### Data provided
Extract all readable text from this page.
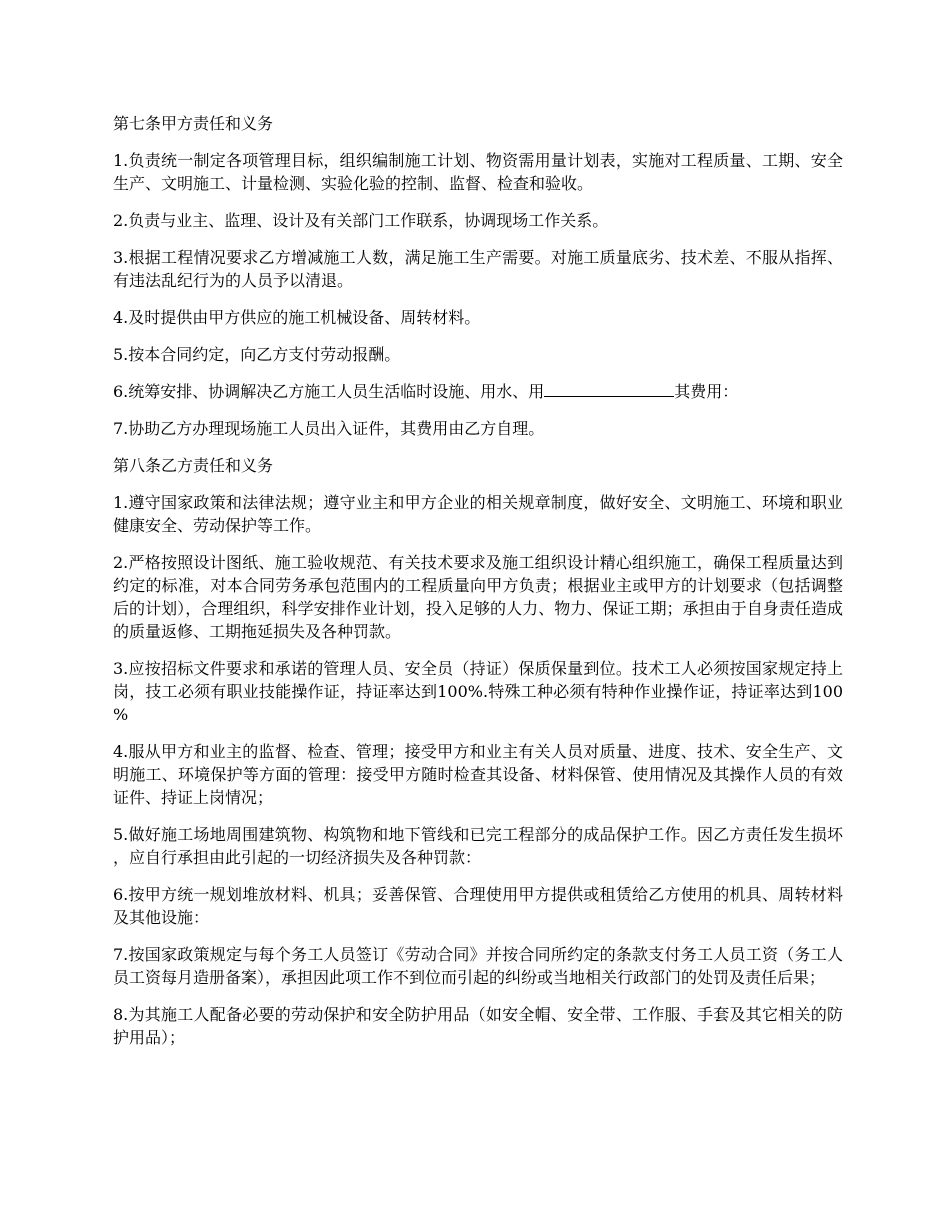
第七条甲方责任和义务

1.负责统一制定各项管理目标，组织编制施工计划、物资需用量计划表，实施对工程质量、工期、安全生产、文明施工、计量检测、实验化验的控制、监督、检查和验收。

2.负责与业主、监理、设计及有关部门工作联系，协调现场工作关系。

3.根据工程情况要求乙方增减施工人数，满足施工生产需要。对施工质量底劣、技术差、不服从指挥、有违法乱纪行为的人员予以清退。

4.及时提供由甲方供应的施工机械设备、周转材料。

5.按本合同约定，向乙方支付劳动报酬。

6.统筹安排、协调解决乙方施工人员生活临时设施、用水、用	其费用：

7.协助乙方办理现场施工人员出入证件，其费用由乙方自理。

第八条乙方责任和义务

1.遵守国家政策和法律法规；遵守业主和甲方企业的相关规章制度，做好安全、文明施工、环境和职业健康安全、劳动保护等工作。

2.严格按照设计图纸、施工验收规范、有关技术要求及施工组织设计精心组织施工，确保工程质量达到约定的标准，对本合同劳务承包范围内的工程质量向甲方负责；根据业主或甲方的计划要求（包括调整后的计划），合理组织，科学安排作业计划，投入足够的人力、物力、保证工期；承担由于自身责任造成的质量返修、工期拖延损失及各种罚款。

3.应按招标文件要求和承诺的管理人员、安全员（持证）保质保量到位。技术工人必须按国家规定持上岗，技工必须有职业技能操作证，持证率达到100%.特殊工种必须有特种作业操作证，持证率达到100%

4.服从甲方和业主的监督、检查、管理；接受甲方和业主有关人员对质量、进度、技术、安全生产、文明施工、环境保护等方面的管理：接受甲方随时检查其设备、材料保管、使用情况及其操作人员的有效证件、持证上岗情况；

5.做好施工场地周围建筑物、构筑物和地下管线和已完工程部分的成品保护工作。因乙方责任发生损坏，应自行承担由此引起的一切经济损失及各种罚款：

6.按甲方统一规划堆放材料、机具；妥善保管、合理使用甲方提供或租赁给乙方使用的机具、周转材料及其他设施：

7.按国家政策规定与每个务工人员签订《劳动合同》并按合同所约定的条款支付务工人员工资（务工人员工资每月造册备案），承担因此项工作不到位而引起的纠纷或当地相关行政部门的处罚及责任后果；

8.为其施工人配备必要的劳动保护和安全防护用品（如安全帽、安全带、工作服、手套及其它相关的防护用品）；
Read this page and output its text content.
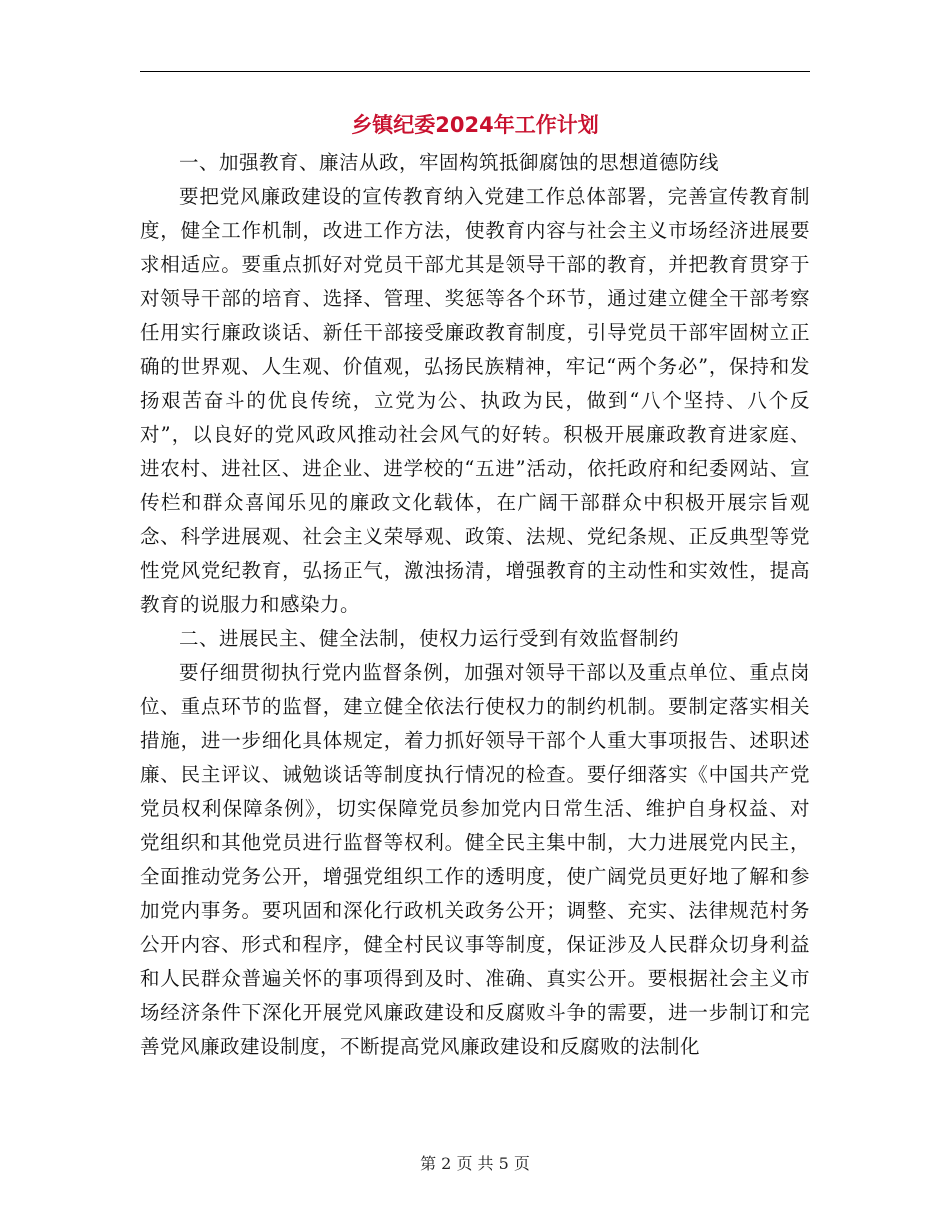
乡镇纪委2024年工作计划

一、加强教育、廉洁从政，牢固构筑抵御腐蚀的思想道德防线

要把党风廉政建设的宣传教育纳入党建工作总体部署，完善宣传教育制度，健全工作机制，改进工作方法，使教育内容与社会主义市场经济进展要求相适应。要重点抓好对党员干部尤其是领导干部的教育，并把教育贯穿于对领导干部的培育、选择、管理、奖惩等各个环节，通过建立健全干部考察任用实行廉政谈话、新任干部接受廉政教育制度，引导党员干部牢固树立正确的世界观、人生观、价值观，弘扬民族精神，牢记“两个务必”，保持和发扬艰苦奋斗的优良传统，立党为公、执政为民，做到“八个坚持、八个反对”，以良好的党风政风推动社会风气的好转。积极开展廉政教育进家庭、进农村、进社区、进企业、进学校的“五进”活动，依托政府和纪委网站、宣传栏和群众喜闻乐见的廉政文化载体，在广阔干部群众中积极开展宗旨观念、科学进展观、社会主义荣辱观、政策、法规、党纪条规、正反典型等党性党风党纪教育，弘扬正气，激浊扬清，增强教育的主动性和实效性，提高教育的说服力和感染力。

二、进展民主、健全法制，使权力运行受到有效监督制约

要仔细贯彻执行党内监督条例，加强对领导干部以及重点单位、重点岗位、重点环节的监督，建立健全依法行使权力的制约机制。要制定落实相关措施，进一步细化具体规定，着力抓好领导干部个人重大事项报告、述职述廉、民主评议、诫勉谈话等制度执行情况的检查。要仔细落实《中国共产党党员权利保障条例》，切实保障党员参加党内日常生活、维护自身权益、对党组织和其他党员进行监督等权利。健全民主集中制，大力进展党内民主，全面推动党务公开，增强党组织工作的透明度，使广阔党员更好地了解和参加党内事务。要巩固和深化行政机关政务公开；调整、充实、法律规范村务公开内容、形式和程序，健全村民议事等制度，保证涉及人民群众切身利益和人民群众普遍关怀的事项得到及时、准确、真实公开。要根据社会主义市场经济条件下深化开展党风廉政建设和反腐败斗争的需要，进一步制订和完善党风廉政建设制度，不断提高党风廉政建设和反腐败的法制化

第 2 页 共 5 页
######
Task to carry out.
From the listing above, collect each line in which the string "page" appears.

Reply to the task.
Extract all readable text from this page.
Read this page and output its text content.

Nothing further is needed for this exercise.